**REQUEST**
Pick every line with "name" from the material below.

Part of a data file:
┄┄┄┄┄┄
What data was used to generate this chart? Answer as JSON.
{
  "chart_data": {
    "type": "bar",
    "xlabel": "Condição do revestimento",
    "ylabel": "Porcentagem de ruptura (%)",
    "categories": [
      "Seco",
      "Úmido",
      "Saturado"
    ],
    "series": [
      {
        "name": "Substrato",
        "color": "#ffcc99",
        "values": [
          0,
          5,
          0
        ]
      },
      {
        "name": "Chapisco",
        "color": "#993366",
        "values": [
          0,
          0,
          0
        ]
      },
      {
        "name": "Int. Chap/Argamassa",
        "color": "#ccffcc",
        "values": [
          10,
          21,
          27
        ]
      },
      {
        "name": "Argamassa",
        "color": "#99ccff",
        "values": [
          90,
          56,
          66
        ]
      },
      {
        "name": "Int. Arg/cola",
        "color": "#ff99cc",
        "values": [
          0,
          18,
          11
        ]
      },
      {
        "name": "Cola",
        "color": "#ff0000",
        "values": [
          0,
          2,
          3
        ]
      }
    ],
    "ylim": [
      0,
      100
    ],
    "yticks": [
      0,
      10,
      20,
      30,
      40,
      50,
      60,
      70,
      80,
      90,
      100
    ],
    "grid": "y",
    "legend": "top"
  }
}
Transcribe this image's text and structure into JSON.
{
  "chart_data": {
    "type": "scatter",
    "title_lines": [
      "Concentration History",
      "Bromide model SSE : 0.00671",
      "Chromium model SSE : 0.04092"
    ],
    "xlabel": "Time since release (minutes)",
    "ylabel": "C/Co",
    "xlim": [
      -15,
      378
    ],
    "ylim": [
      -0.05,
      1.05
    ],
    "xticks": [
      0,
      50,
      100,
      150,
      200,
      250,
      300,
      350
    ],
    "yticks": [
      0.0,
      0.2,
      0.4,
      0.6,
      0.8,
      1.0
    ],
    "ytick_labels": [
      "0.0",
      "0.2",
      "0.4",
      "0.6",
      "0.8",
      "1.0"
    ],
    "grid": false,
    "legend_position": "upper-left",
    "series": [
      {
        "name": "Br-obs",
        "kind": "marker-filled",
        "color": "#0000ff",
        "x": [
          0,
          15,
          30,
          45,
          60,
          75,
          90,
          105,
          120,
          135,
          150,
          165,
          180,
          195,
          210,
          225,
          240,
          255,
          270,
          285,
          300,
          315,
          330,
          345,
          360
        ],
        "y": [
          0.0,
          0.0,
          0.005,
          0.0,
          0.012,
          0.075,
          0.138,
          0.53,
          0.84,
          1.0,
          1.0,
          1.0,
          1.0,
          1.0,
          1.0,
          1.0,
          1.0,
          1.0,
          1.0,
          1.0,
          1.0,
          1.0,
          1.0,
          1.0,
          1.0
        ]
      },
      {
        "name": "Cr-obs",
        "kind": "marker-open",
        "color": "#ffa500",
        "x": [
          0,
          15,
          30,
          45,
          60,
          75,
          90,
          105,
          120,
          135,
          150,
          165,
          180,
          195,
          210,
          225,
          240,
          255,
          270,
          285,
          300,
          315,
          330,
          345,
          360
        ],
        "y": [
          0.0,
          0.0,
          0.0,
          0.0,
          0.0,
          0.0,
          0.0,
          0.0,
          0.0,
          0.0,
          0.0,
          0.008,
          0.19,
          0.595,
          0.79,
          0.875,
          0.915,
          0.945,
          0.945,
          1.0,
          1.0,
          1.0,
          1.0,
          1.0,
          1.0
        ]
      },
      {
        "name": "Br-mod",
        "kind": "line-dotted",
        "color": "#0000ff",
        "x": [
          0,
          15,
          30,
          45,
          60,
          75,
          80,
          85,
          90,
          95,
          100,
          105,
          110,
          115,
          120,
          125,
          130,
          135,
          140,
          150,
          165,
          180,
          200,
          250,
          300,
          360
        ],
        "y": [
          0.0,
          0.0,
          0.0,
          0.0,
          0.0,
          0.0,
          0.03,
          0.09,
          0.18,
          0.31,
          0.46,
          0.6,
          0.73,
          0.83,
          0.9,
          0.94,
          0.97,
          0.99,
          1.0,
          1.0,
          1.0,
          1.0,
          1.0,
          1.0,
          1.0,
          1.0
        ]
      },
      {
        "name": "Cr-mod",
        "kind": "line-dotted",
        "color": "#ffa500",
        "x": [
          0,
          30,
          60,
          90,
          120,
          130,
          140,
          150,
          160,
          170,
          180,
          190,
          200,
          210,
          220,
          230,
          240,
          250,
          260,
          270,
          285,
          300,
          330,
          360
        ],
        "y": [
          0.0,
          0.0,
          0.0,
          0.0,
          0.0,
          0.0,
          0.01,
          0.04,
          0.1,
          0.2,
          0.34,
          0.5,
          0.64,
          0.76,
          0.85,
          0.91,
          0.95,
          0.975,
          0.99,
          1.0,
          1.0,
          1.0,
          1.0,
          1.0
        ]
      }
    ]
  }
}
┄┄┄┄┄┄
**FINISHED ANSWER**
        "name": "Substrato",
        "name": "Chapisco",
        "name": "Int. Chap/Argamassa",
        "name": "Argamassa",
        "name": "Int. Arg/cola",
        "name": "Cola",
        "name": "Br-obs",
        "name": "Cr-obs",
        "name": "Br-mod",
        "name": "Cr-mod",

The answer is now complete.